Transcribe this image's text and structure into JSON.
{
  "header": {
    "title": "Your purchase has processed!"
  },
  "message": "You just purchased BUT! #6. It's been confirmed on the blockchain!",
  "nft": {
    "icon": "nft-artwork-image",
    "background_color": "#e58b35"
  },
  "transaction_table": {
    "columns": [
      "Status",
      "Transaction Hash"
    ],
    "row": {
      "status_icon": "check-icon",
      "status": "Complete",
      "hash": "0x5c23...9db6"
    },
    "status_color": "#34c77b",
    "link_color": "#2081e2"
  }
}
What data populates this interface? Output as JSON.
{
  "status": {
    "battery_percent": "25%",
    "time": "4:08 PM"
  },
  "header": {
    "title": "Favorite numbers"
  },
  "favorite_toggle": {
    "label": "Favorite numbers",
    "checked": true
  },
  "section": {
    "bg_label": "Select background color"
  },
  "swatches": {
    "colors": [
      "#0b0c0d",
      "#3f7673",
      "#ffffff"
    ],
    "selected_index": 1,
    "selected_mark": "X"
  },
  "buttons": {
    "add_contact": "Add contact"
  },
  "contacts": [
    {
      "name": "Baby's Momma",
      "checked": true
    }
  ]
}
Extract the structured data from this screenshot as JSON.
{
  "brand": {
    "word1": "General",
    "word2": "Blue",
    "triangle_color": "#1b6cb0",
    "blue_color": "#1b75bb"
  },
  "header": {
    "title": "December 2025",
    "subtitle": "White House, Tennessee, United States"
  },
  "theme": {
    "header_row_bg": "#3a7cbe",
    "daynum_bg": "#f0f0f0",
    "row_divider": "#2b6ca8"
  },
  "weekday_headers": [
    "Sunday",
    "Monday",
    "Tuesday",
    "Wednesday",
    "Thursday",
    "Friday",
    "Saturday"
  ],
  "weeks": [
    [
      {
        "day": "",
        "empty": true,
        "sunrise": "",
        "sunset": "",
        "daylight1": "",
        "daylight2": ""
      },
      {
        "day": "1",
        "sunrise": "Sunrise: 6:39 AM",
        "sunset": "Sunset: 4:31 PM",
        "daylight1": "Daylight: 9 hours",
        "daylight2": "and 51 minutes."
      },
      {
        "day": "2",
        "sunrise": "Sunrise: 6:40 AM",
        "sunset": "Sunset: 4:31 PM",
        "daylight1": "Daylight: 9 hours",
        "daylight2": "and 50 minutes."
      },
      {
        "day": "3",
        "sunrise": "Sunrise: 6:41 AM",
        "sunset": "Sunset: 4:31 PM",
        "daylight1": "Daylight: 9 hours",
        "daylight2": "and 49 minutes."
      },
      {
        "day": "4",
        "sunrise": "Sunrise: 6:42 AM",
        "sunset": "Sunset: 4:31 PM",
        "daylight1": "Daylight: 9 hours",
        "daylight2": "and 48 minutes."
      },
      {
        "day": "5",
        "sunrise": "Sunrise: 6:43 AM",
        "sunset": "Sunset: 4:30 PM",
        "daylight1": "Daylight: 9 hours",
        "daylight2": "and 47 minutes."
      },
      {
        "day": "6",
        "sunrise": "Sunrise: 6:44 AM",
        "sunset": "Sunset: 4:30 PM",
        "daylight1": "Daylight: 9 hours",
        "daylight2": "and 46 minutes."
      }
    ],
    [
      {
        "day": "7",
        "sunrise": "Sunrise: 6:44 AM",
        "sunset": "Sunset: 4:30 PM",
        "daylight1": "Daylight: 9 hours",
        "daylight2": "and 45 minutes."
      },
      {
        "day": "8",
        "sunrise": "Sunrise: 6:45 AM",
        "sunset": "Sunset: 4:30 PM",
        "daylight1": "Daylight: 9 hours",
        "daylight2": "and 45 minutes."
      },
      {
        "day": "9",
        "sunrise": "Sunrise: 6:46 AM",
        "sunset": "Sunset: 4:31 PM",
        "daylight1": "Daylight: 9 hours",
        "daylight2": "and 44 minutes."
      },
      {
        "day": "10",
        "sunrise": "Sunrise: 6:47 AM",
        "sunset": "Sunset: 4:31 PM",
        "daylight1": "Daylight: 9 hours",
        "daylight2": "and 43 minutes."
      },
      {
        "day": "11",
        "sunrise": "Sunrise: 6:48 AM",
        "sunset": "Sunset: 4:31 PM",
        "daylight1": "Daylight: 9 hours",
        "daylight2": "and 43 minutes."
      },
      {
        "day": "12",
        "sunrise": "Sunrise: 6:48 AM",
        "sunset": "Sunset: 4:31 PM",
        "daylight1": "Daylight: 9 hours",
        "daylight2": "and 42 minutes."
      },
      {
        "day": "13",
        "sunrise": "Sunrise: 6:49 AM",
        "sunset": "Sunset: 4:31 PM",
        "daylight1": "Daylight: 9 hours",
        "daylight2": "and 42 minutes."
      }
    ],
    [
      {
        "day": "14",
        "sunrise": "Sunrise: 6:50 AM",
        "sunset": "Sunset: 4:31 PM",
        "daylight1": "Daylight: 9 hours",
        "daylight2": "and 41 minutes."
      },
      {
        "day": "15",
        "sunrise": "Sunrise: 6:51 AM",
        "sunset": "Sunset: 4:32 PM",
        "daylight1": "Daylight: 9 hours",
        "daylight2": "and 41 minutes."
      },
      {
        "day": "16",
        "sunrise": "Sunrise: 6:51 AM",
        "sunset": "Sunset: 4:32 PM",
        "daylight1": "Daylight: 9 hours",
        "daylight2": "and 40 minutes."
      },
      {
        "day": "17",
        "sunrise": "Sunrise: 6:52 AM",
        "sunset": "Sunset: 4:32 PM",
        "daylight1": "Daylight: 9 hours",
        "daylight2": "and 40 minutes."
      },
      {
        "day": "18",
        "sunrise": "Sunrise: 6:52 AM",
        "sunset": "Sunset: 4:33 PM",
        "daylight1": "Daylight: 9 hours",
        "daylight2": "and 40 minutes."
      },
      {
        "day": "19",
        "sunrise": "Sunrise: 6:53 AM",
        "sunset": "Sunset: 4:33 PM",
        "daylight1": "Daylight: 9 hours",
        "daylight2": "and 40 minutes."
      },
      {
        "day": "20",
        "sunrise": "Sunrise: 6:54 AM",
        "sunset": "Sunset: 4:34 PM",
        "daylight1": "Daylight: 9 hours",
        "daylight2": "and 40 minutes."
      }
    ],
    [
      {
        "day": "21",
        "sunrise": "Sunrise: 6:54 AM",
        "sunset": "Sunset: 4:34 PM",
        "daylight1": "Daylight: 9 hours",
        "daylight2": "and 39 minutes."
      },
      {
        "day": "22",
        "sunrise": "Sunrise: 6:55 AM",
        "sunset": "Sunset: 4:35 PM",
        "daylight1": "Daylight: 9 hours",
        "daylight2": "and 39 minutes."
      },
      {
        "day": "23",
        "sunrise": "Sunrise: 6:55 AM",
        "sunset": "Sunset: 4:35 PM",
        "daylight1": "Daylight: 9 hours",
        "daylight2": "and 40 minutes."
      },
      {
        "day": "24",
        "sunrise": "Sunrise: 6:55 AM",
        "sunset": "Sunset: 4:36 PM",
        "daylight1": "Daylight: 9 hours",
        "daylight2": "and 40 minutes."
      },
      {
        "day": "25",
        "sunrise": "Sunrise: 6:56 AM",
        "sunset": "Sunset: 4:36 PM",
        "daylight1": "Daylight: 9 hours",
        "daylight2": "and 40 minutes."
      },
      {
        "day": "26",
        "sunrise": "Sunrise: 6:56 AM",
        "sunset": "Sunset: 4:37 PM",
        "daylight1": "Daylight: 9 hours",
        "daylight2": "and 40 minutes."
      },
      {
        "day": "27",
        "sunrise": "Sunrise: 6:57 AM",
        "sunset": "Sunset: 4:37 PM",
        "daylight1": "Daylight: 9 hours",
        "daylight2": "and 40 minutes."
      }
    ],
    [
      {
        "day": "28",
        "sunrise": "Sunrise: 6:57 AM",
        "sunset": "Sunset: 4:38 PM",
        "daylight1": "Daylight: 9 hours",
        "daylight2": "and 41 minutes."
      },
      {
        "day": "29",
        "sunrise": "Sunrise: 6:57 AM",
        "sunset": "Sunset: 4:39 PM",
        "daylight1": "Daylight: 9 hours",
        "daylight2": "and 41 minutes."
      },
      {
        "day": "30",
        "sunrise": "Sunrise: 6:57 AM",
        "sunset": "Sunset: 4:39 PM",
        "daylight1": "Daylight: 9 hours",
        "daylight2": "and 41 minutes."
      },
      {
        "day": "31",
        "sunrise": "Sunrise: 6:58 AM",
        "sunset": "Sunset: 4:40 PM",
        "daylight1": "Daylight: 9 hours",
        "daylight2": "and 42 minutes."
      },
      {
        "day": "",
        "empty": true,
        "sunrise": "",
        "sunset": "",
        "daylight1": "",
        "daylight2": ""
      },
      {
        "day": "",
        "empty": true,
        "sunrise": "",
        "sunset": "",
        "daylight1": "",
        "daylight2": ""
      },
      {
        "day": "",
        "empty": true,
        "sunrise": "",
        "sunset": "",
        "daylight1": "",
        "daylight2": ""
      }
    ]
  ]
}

- **TO BE DONE**:
How many lines in the listing above contain "icon"? Answer with the number alone.

- **RESPONSE TO THE TASK**:
2